Your task is to copy every line of the records below that contains "average".

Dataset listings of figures

---

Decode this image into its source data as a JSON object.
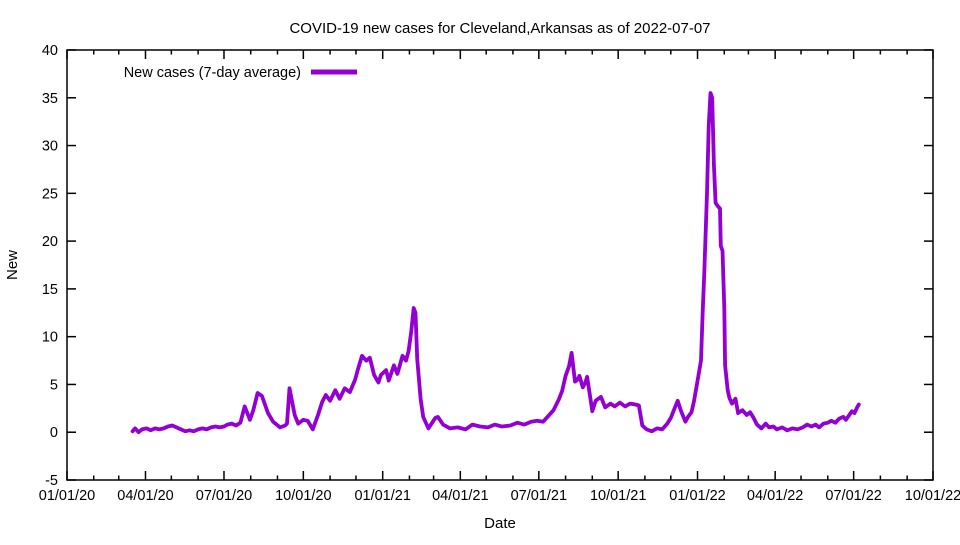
{
  "chart_data": {
    "type": "line",
    "title": "COVID-19 new cases for Cleveland,Arkansas as of 2022-07-07",
    "xlabel": "Date",
    "ylabel": "New",
    "legend": "New cases (7-day average)",
    "legend_position": "top-left-inside",
    "grid": false,
    "line_color": "#9400d3",
    "axis_color": "#000000",
    "background_color": "#ffffff",
    "ylim": [
      -5,
      40
    ],
    "xlim": [
      "2020-01-01",
      "2022-10-01"
    ],
    "y_ticks": [
      -5,
      0,
      5,
      10,
      15,
      20,
      25,
      30,
      35,
      40
    ],
    "x_ticks": [
      {
        "label": "01/01/20",
        "date": "2020-01-01"
      },
      {
        "label": "04/01/20",
        "date": "2020-04-01"
      },
      {
        "label": "07/01/20",
        "date": "2020-07-01"
      },
      {
        "label": "10/01/20",
        "date": "2020-10-01"
      },
      {
        "label": "01/01/21",
        "date": "2021-01-01"
      },
      {
        "label": "04/01/21",
        "date": "2021-04-01"
      },
      {
        "label": "07/01/21",
        "date": "2021-07-01"
      },
      {
        "label": "10/01/21",
        "date": "2021-10-01"
      },
      {
        "label": "01/01/22",
        "date": "2022-01-01"
      },
      {
        "label": "04/01/22",
        "date": "2022-04-01"
      },
      {
        "label": "07/01/22",
        "date": "2022-07-01"
      },
      {
        "label": "10/01/22",
        "date": "2022-10-01"
      }
    ],
    "series": [
      {
        "name": "New cases (7-day average)",
        "points": [
          [
            "2020-03-17",
            0.1
          ],
          [
            "2020-03-20",
            0.4
          ],
          [
            "2020-03-24",
            0.0
          ],
          [
            "2020-03-28",
            0.3
          ],
          [
            "2020-04-02",
            0.4
          ],
          [
            "2020-04-07",
            0.2
          ],
          [
            "2020-04-12",
            0.4
          ],
          [
            "2020-04-17",
            0.3
          ],
          [
            "2020-04-22",
            0.4
          ],
          [
            "2020-04-27",
            0.6
          ],
          [
            "2020-05-02",
            0.7
          ],
          [
            "2020-05-07",
            0.5
          ],
          [
            "2020-05-12",
            0.3
          ],
          [
            "2020-05-17",
            0.1
          ],
          [
            "2020-05-22",
            0.2
          ],
          [
            "2020-05-27",
            0.1
          ],
          [
            "2020-06-01",
            0.3
          ],
          [
            "2020-06-06",
            0.4
          ],
          [
            "2020-06-11",
            0.3
          ],
          [
            "2020-06-16",
            0.5
          ],
          [
            "2020-06-21",
            0.6
          ],
          [
            "2020-06-26",
            0.5
          ],
          [
            "2020-07-01",
            0.6
          ],
          [
            "2020-07-05",
            0.8
          ],
          [
            "2020-07-10",
            0.9
          ],
          [
            "2020-07-15",
            0.7
          ],
          [
            "2020-07-20",
            1.0
          ],
          [
            "2020-07-25",
            2.7
          ],
          [
            "2020-07-31",
            1.3
          ],
          [
            "2020-08-04",
            2.3
          ],
          [
            "2020-08-09",
            4.1
          ],
          [
            "2020-08-14",
            3.8
          ],
          [
            "2020-08-21",
            2.0
          ],
          [
            "2020-08-27",
            1.1
          ],
          [
            "2020-09-04",
            0.5
          ],
          [
            "2020-09-10",
            0.7
          ],
          [
            "2020-09-12",
            0.9
          ],
          [
            "2020-09-15",
            4.6
          ],
          [
            "2020-09-21",
            1.8
          ],
          [
            "2020-09-25",
            0.9
          ],
          [
            "2020-10-01",
            1.3
          ],
          [
            "2020-10-06",
            1.2
          ],
          [
            "2020-10-12",
            0.3
          ],
          [
            "2020-10-18",
            1.8
          ],
          [
            "2020-10-23",
            3.2
          ],
          [
            "2020-10-27",
            3.9
          ],
          [
            "2020-11-01",
            3.3
          ],
          [
            "2020-11-07",
            4.4
          ],
          [
            "2020-11-12",
            3.5
          ],
          [
            "2020-11-18",
            4.6
          ],
          [
            "2020-11-24",
            4.2
          ],
          [
            "2020-11-30",
            5.5
          ],
          [
            "2020-12-03",
            6.5
          ],
          [
            "2020-12-08",
            8.0
          ],
          [
            "2020-12-13",
            7.5
          ],
          [
            "2020-12-17",
            7.8
          ],
          [
            "2020-12-22",
            6.0
          ],
          [
            "2020-12-27",
            5.2
          ],
          [
            "2020-12-30",
            6.0
          ],
          [
            "2021-01-05",
            6.5
          ],
          [
            "2021-01-08",
            5.4
          ],
          [
            "2021-01-14",
            7.0
          ],
          [
            "2021-01-18",
            6.1
          ],
          [
            "2021-01-24",
            8.0
          ],
          [
            "2021-01-28",
            7.5
          ],
          [
            "2021-01-31",
            8.5
          ],
          [
            "2021-02-03",
            10.5
          ],
          [
            "2021-02-06",
            13.0
          ],
          [
            "2021-02-08",
            12.5
          ],
          [
            "2021-02-10",
            7.7
          ],
          [
            "2021-02-14",
            3.5
          ],
          [
            "2021-02-17",
            1.6
          ],
          [
            "2021-02-23",
            0.4
          ],
          [
            "2021-03-03",
            1.5
          ],
          [
            "2021-03-06",
            1.6
          ],
          [
            "2021-03-12",
            0.8
          ],
          [
            "2021-03-20",
            0.4
          ],
          [
            "2021-03-29",
            0.5
          ],
          [
            "2021-04-07",
            0.3
          ],
          [
            "2021-04-15",
            0.8
          ],
          [
            "2021-04-24",
            0.6
          ],
          [
            "2021-05-03",
            0.5
          ],
          [
            "2021-05-11",
            0.8
          ],
          [
            "2021-05-19",
            0.6
          ],
          [
            "2021-05-29",
            0.7
          ],
          [
            "2021-06-06",
            1.0
          ],
          [
            "2021-06-14",
            0.8
          ],
          [
            "2021-06-22",
            1.1
          ],
          [
            "2021-06-29",
            1.2
          ],
          [
            "2021-07-06",
            1.1
          ],
          [
            "2021-07-12",
            1.7
          ],
          [
            "2021-07-18",
            2.3
          ],
          [
            "2021-07-24",
            3.4
          ],
          [
            "2021-07-28",
            4.3
          ],
          [
            "2021-08-01",
            5.9
          ],
          [
            "2021-08-05",
            6.9
          ],
          [
            "2021-08-08",
            8.3
          ],
          [
            "2021-08-12",
            5.3
          ],
          [
            "2021-08-15",
            5.5
          ],
          [
            "2021-08-17",
            5.9
          ],
          [
            "2021-08-21",
            4.7
          ],
          [
            "2021-08-24",
            5.2
          ],
          [
            "2021-08-26",
            5.8
          ],
          [
            "2021-08-30",
            3.4
          ],
          [
            "2021-09-01",
            2.2
          ],
          [
            "2021-09-05",
            3.3
          ],
          [
            "2021-09-11",
            3.7
          ],
          [
            "2021-09-16",
            2.6
          ],
          [
            "2021-09-22",
            3.0
          ],
          [
            "2021-09-27",
            2.7
          ],
          [
            "2021-10-03",
            3.1
          ],
          [
            "2021-10-09",
            2.7
          ],
          [
            "2021-10-15",
            3.0
          ],
          [
            "2021-10-21",
            2.9
          ],
          [
            "2021-10-25",
            2.8
          ],
          [
            "2021-10-29",
            0.7
          ],
          [
            "2021-11-03",
            0.3
          ],
          [
            "2021-11-09",
            0.1
          ],
          [
            "2021-11-15",
            0.4
          ],
          [
            "2021-11-21",
            0.3
          ],
          [
            "2021-11-27",
            0.9
          ],
          [
            "2021-12-01",
            1.5
          ],
          [
            "2021-12-05",
            2.4
          ],
          [
            "2021-12-09",
            3.3
          ],
          [
            "2021-12-13",
            2.2
          ],
          [
            "2021-12-18",
            1.1
          ],
          [
            "2021-12-21",
            1.6
          ],
          [
            "2021-12-25",
            2.1
          ],
          [
            "2021-12-28",
            3.3
          ],
          [
            "2022-01-02",
            5.9
          ],
          [
            "2022-01-05",
            7.5
          ],
          [
            "2022-01-07",
            12.6
          ],
          [
            "2022-01-09",
            17.0
          ],
          [
            "2022-01-12",
            25.0
          ],
          [
            "2022-01-14",
            32.0
          ],
          [
            "2022-01-16",
            35.5
          ],
          [
            "2022-01-18",
            35.0
          ],
          [
            "2022-01-20",
            28.0
          ],
          [
            "2022-01-22",
            24.0
          ],
          [
            "2022-01-25",
            23.6
          ],
          [
            "2022-01-27",
            23.4
          ],
          [
            "2022-01-28",
            19.5
          ],
          [
            "2022-01-30",
            19.0
          ],
          [
            "2022-02-01",
            13.0
          ],
          [
            "2022-02-02",
            7.0
          ],
          [
            "2022-02-05",
            4.4
          ],
          [
            "2022-02-07",
            3.6
          ],
          [
            "2022-02-10",
            3.0
          ],
          [
            "2022-02-14",
            3.5
          ],
          [
            "2022-02-17",
            2.0
          ],
          [
            "2022-02-22",
            2.3
          ],
          [
            "2022-02-27",
            1.8
          ],
          [
            "2022-03-03",
            2.1
          ],
          [
            "2022-03-07",
            1.5
          ],
          [
            "2022-03-11",
            0.8
          ],
          [
            "2022-03-16",
            0.4
          ],
          [
            "2022-03-21",
            0.9
          ],
          [
            "2022-03-25",
            0.5
          ],
          [
            "2022-03-30",
            0.6
          ],
          [
            "2022-04-03",
            0.3
          ],
          [
            "2022-04-09",
            0.5
          ],
          [
            "2022-04-15",
            0.2
          ],
          [
            "2022-04-21",
            0.4
          ],
          [
            "2022-04-27",
            0.3
          ],
          [
            "2022-05-03",
            0.5
          ],
          [
            "2022-05-08",
            0.8
          ],
          [
            "2022-05-13",
            0.6
          ],
          [
            "2022-05-18",
            0.8
          ],
          [
            "2022-05-22",
            0.5
          ],
          [
            "2022-05-27",
            0.9
          ],
          [
            "2022-06-01",
            1.0
          ],
          [
            "2022-06-05",
            1.2
          ],
          [
            "2022-06-10",
            1.0
          ],
          [
            "2022-06-14",
            1.4
          ],
          [
            "2022-06-19",
            1.6
          ],
          [
            "2022-06-22",
            1.3
          ],
          [
            "2022-06-26",
            1.8
          ],
          [
            "2022-06-29",
            2.2
          ],
          [
            "2022-07-02",
            2.0
          ],
          [
            "2022-07-05",
            2.6
          ],
          [
            "2022-07-07",
            2.9
          ]
        ]
      }
    ]
  }
}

---

● **FINISHED EXERCISE**:
    "legend": "New cases (7-day average)",
        "name": "New cases (7-day average)",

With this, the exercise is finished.